Written task
Here are some records. Copy each one exactly.

Start of Data to process

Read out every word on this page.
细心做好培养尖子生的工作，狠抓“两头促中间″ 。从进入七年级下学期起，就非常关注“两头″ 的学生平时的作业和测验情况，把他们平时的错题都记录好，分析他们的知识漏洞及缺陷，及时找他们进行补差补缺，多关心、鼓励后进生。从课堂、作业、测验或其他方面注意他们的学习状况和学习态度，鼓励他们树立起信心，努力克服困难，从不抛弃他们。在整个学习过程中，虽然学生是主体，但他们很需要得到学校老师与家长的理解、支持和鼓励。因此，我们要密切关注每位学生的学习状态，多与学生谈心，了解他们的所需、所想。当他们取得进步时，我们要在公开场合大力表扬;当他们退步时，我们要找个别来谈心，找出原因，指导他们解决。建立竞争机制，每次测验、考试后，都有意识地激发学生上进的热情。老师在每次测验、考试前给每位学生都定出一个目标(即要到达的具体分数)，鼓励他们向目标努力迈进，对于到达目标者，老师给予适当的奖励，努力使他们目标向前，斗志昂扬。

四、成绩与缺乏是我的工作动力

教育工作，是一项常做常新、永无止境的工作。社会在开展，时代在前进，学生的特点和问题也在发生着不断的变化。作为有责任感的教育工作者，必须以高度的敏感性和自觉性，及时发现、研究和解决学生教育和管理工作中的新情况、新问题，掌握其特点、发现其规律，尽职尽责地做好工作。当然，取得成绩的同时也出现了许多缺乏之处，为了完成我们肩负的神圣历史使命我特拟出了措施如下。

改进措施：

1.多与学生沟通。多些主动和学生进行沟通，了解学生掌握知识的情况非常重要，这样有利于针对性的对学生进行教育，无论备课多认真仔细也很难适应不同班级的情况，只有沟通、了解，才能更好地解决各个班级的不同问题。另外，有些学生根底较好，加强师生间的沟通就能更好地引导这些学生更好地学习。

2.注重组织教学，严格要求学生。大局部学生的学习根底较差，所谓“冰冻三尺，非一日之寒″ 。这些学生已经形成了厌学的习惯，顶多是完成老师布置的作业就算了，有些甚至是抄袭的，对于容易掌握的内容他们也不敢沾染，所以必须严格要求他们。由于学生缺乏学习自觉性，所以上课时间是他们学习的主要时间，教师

End of Data to process

Exercise response
Read out every word on this page.
细心做好培养尖子生的工作，狠抓“两头促中间″ 。从进入七年级下学期起，就非常关注“两头″ 的学生平时的作业和测验情况，把他们平时的错题都记录好，分析他们的知识漏洞及缺陷，及时找他们进行补差补缺，多关心、鼓励后进生。从课堂、作业、测验或其他方面注意他们的学习状况和学习态度，鼓励他们树立起信心，努力克服困难，从不抛弃他们。在整个学习过程中，虽然学生是主体，但他们很需要得到学校老师与家长的理解、支持和鼓励。因此，我们要密切关注每位学生的学习状态，多与学生谈心，了解他们的所需、所想。当他们取得进步时，我们要在公开场合大力表扬;当他们退步时，我们要找个别来谈心，找出原因，指导他们解决。建立竞争机制，每次测验、考试后，都有意识地激发学生上进的热情。老师在每次测验、考试前给每位学生都定出一个目标(即要到达的具体分数)，鼓励他们向目标努力迈进，对于到达目标者，老师给予适当的奖励，努力使他们目标向前，斗志昂扬。

四、成绩与缺乏是我的工作动力

教育工作，是一项常做常新、永无止境的工作。社会在开展，时代在前进，学生的特点和问题也在发生着不断的变化。作为有责任感的教育工作者，必须以高度的敏感性和自觉性，及时发现、研究和解决学生教育和管理工作中的新情况、新问题，掌握其特点、发现其规律，尽职尽责地做好工作。当然，取得成绩的同时也出现了许多缺乏之处，为了完成我们肩负的神圣历史使命我特拟出了措施如下。

改进措施：

1.多与学生沟通。多些主动和学生进行沟通，了解学生掌握知识的情况非常重要，这样有利于针对性的对学生进行教育，无论备课多认真仔细也很难适应不同班级的情况，只有沟通、了解，才能更好地解决各个班级的不同问题。另外，有些学生根底较好，加强师生间的沟通就能更好地引导这些学生更好地学习。

2.注重组织教学，严格要求学生。大局部学生的学习根底较差，所谓“冰冻三尺，非一日之寒″ 。这些学生已经形成了厌学的习惯，顶多是完成老师布置的作业就算了，有些甚至是抄袭的，对于容易掌握的内容他们也不敢沾染，所以必须严格要求他们。由于学生缺乏学习自觉性，所以上课时间是他们学习的主要时间，教师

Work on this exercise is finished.